What the task asks: Locate every line below that contains the string "checkbox", treating uppercase and lowercase as distinct, and copy each such line in full.

Supplied data:
___
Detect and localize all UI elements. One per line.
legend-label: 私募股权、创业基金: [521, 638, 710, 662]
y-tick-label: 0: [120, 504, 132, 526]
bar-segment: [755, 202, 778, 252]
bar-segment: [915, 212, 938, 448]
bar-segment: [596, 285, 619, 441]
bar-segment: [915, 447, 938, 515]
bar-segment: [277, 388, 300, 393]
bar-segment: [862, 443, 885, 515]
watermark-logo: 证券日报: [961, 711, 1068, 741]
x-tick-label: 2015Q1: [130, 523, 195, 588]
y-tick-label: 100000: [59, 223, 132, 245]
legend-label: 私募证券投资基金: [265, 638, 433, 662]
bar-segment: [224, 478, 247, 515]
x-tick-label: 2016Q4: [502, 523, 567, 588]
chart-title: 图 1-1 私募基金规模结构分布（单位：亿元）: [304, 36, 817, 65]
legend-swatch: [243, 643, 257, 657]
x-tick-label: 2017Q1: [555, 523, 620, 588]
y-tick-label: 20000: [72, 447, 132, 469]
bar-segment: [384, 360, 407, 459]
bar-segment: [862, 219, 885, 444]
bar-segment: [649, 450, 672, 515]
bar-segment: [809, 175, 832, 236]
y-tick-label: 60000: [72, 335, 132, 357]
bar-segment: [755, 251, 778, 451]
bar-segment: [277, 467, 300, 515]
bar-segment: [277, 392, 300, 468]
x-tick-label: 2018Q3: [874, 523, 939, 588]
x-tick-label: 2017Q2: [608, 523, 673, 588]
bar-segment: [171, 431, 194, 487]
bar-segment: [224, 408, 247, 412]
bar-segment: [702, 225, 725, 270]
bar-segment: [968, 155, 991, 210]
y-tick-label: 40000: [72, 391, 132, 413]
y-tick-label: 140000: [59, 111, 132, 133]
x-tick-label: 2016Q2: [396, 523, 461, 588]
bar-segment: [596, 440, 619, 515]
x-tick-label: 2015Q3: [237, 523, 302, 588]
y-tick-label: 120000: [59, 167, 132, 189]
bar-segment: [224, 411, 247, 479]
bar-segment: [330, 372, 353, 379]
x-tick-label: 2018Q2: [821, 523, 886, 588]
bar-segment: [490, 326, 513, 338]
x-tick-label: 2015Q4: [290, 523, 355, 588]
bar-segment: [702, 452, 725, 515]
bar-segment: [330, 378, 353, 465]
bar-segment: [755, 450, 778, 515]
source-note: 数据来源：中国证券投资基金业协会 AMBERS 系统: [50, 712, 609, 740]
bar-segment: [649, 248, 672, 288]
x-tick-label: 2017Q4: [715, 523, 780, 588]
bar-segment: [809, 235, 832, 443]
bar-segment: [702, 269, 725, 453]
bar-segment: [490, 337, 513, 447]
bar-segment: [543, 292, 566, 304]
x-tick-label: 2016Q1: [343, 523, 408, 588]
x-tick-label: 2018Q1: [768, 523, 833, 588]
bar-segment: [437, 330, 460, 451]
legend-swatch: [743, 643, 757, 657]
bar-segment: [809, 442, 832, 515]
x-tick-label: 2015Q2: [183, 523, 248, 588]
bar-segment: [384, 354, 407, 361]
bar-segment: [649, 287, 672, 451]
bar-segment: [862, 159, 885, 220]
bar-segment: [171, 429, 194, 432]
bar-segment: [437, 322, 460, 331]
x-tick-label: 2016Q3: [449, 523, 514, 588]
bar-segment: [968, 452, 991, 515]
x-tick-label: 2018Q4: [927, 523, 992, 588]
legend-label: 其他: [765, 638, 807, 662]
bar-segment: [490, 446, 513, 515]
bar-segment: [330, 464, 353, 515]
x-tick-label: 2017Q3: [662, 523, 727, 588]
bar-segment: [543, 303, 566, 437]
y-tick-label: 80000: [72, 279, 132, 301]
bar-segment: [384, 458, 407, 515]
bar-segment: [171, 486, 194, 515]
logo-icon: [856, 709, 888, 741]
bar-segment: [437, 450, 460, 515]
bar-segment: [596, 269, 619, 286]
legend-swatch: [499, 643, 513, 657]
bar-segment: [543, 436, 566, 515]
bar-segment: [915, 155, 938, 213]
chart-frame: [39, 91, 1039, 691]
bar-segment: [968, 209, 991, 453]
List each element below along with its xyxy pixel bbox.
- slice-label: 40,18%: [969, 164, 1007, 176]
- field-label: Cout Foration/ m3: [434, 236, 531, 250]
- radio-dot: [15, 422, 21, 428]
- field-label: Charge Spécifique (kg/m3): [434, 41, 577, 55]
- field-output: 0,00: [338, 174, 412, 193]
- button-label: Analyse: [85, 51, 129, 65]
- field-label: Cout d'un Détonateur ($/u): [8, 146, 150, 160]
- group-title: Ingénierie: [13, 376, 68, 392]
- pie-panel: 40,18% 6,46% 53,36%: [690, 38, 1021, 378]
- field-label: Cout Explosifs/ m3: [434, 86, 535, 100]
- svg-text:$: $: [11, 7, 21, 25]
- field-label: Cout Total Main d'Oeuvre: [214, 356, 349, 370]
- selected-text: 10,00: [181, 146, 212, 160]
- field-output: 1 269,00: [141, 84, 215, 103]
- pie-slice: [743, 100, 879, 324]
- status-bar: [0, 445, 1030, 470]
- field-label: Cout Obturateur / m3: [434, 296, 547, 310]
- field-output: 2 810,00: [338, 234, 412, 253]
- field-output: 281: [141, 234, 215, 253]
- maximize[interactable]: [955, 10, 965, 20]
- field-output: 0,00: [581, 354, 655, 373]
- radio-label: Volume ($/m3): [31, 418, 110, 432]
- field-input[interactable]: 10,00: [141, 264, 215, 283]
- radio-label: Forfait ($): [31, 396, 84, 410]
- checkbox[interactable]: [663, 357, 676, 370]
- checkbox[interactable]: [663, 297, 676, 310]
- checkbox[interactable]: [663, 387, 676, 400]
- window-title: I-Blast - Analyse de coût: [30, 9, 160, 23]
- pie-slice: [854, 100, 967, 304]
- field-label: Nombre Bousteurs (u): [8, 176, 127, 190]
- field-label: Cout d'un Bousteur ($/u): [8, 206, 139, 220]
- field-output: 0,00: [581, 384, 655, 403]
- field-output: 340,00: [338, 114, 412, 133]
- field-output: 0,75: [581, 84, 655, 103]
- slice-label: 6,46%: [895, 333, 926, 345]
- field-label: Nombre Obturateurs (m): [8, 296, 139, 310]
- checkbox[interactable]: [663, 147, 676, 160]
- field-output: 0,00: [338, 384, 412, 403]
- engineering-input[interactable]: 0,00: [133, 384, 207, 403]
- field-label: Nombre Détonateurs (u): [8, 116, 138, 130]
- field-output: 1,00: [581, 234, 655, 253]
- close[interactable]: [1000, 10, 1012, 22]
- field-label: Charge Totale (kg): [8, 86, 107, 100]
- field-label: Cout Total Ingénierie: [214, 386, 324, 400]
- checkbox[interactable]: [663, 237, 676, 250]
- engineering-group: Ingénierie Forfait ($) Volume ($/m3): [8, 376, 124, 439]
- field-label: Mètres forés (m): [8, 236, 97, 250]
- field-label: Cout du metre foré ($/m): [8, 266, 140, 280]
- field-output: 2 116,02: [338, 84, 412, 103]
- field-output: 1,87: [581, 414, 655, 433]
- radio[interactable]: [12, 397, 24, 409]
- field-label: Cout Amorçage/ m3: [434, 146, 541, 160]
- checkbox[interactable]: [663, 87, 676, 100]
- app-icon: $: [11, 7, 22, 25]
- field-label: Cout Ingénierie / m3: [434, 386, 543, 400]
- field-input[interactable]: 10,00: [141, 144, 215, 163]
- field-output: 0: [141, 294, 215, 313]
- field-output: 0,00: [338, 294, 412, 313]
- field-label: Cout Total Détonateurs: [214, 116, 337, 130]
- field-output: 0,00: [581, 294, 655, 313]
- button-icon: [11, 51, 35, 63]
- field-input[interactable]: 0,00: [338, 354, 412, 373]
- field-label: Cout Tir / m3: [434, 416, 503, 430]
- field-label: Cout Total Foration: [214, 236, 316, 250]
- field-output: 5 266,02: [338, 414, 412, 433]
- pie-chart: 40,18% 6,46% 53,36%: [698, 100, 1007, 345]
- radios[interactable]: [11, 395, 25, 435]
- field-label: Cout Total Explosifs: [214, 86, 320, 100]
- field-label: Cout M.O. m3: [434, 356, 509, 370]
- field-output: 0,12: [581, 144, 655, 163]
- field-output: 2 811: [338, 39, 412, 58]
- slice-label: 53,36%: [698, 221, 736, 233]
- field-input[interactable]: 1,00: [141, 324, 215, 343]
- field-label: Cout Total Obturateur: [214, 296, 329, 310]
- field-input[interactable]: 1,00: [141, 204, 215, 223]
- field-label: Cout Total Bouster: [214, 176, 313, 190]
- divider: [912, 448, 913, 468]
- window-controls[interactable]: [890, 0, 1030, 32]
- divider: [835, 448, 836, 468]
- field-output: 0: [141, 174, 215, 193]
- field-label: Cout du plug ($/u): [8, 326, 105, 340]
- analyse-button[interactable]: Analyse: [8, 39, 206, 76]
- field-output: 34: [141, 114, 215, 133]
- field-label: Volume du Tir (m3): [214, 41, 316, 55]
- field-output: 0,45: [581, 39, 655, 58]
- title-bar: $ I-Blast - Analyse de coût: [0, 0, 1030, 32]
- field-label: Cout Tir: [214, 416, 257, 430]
___
Problem solution:
- checkbox[interactable]: [663, 357, 676, 370]
- checkbox[interactable]: [663, 297, 676, 310]
- checkbox[interactable]: [663, 387, 676, 400]
- checkbox[interactable]: [663, 147, 676, 160]
- checkbox[interactable]: [663, 237, 676, 250]
- checkbox[interactable]: [663, 87, 676, 100]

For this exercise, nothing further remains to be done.